### Stored data
★ ★ ★

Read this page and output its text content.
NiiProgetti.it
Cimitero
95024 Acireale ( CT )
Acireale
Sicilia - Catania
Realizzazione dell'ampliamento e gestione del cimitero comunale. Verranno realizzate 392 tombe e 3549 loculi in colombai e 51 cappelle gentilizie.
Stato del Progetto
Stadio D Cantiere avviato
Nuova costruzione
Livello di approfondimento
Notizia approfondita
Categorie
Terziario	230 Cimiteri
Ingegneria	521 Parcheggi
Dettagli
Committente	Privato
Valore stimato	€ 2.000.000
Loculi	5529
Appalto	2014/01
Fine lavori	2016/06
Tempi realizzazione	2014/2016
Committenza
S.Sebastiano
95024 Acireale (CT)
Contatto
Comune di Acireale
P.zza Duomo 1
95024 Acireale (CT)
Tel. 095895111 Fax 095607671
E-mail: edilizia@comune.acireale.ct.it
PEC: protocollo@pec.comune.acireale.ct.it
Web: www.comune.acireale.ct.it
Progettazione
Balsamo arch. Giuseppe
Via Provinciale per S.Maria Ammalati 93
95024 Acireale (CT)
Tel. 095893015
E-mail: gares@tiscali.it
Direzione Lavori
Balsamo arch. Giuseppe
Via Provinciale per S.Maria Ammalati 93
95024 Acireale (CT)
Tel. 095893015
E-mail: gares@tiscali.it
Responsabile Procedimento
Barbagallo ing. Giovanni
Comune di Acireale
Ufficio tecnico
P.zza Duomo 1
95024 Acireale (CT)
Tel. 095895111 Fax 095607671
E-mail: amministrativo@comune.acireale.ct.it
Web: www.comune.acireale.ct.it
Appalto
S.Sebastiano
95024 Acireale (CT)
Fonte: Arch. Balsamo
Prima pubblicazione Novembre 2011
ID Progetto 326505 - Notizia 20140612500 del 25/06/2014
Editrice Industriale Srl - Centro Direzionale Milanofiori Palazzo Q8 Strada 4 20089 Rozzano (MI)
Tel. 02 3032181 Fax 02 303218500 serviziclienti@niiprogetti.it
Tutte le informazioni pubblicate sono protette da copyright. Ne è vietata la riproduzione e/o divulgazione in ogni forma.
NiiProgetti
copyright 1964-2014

★ ★ ★

### The task
Please return the data above exactly as given.

### Finished task
Read this page and output its text content.
NiiProgetti.it
Cimitero
95024 Acireale ( CT )
Acireale
Sicilia - Catania
Realizzazione dell'ampliamento e gestione del cimitero comunale. Verranno realizzate 392 tombe e 3549 loculi in colombai e 51 cappelle gentilizie.
Stato del Progetto
Stadio D Cantiere avviato
Nuova costruzione
Livello di approfondimento
Notizia approfondita
Categorie
Terziario	230 Cimiteri
Ingegneria	521 Parcheggi
Dettagli
Committente	Privato
Valore stimato	€ 2.000.000
Loculi	5529
Appalto	2014/01
Fine lavori	2016/06
Tempi realizzazione	2014/2016
Committenza
S.Sebastiano
95024 Acireale (CT)
Contatto
Comune di Acireale
P.zza Duomo 1
95024 Acireale (CT)
Tel. 095895111 Fax 095607671
E-mail: edilizia@comune.acireale.ct.it
PEC: protocollo@pec.comune.acireale.ct.it
Web: www.comune.acireale.ct.it
Progettazione
Balsamo arch. Giuseppe
Via Provinciale per S.Maria Ammalati 93
95024 Acireale (CT)
Tel. 095893015
E-mail: gares@tiscali.it
Direzione Lavori
Balsamo arch. Giuseppe
Via Provinciale per S.Maria Ammalati 93
95024 Acireale (CT)
Tel. 095893015
E-mail: gares@tiscali.it
Responsabile Procedimento
Barbagallo ing. Giovanni
Comune di Acireale
Ufficio tecnico
P.zza Duomo 1
95024 Acireale (CT)
Tel. 095895111 Fax 095607671
E-mail: amministrativo@comune.acireale.ct.it
Web: www.comune.acireale.ct.it
Appalto
S.Sebastiano
95024 Acireale (CT)
Fonte: Arch. Balsamo
Prima pubblicazione Novembre 2011
ID Progetto 326505 - Notizia 20140612500 del 25/06/2014
Editrice Industriale Srl - Centro Direzionale Milanofiori Palazzo Q8 Strada 4 20089 Rozzano (MI)
Tel. 02 3032181 Fax 02 303218500 serviziclienti@niiprogetti.it
Tutte le informazioni pubblicate sono protette da copyright. Ne è vietata la riproduzione e/o divulgazione in ogni forma.
NiiProgetti
copyright 1964-2014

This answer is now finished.